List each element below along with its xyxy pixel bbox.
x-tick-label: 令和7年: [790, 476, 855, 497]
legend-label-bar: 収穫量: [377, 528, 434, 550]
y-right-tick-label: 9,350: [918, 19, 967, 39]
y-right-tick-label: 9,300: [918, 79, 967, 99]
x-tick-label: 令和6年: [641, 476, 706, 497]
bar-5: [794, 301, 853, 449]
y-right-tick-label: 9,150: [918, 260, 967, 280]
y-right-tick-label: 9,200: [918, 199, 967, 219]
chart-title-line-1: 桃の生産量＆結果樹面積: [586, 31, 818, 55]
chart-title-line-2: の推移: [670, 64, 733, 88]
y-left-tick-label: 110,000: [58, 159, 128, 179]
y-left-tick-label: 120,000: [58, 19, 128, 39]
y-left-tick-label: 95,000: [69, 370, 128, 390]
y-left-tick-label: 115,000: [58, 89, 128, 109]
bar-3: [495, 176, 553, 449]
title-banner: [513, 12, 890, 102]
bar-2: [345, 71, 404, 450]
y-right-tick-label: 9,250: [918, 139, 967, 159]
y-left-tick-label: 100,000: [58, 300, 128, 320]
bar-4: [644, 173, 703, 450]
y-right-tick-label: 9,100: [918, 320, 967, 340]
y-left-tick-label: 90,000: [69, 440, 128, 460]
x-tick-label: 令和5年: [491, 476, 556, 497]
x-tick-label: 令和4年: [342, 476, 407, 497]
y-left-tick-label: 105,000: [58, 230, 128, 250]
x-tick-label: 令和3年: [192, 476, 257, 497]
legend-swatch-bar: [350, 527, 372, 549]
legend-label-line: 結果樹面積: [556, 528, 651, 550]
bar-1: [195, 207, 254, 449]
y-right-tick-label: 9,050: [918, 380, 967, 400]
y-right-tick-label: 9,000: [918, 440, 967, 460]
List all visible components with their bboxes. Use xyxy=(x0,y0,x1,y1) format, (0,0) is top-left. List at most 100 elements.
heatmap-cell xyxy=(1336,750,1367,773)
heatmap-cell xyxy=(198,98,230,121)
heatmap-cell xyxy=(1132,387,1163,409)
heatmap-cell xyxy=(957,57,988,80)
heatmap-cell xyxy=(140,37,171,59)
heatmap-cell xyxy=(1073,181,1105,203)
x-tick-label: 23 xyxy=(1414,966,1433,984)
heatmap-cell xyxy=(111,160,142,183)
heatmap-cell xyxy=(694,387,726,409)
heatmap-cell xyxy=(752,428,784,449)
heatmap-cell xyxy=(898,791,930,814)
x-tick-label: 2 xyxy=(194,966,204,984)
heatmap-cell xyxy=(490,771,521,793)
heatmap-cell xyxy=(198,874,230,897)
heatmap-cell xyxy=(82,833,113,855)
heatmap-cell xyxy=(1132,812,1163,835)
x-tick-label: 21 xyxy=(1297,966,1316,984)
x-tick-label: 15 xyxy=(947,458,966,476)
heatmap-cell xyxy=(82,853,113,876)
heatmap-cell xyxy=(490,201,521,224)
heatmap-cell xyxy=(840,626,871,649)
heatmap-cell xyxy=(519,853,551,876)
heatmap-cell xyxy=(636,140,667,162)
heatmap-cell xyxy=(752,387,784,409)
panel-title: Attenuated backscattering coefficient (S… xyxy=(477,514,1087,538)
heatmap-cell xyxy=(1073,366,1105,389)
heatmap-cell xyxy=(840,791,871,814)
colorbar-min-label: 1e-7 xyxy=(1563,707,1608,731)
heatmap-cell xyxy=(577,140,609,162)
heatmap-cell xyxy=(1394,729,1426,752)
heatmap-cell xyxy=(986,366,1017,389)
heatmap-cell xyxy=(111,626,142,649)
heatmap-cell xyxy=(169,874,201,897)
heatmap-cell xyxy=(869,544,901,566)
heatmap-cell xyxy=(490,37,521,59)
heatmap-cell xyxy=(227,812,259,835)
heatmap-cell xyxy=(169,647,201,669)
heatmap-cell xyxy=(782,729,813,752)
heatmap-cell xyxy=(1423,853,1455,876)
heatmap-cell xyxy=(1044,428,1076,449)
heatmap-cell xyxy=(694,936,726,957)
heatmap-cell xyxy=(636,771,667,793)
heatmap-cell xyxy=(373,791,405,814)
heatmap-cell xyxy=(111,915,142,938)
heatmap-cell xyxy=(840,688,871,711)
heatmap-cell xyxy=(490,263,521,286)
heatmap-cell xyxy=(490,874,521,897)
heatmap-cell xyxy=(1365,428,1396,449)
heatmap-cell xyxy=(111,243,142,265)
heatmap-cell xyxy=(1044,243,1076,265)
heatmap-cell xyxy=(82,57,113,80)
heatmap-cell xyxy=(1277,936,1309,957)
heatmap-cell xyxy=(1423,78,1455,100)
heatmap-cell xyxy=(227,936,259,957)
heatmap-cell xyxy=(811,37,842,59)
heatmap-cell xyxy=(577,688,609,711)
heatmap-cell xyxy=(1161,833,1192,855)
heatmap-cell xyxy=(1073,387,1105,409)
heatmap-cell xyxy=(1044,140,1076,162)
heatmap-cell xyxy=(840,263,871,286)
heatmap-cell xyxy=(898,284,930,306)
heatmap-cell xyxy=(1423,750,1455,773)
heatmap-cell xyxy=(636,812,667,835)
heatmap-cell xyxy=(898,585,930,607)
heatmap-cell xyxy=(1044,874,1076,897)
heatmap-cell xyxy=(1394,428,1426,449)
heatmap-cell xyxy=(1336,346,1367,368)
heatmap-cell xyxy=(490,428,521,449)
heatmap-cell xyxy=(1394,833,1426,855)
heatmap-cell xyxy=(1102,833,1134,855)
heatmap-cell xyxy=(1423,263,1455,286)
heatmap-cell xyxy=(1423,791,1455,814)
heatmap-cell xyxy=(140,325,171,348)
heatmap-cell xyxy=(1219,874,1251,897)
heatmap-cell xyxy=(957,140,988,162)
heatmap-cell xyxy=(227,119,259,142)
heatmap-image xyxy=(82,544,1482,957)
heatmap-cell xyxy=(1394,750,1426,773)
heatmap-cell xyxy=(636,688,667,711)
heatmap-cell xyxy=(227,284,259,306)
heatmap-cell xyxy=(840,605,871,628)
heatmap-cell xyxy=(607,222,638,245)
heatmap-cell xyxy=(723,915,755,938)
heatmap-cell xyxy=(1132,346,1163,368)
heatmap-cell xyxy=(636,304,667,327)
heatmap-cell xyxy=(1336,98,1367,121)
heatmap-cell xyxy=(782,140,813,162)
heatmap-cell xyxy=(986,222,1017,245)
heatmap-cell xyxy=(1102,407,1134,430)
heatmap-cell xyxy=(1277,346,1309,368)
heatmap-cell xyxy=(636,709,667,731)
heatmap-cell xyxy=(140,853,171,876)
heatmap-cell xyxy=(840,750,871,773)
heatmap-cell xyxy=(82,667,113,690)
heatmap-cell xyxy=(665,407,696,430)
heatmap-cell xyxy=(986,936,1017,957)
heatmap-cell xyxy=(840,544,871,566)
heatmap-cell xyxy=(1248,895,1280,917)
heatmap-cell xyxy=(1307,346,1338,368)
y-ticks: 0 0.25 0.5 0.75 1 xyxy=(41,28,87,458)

+ + + +

Please repeat the rows word for word, from the first row through the line that contains "bar-2: [345, 71, 404, 450]", with both ends included.

EXPECTED ANSWER:
List each element below along with its xyxy pixel bbox.
x-tick-label: 令和7年: [790, 476, 855, 497]
legend-label-bar: 収穫量: [377, 528, 434, 550]
y-right-tick-label: 9,350: [918, 19, 967, 39]
y-right-tick-label: 9,300: [918, 79, 967, 99]
x-tick-label: 令和6年: [641, 476, 706, 497]
bar-5: [794, 301, 853, 449]
y-right-tick-label: 9,150: [918, 260, 967, 280]
y-right-tick-label: 9,200: [918, 199, 967, 219]
chart-title-line-1: 桃の生産量＆結果樹面積: [586, 31, 818, 55]
chart-title-line-2: の推移: [670, 64, 733, 88]
y-left-tick-label: 110,000: [58, 159, 128, 179]
y-left-tick-label: 120,000: [58, 19, 128, 39]
y-left-tick-label: 95,000: [69, 370, 128, 390]
y-left-tick-label: 115,000: [58, 89, 128, 109]
bar-3: [495, 176, 553, 449]
title-banner: [513, 12, 890, 102]
bar-2: [345, 71, 404, 450]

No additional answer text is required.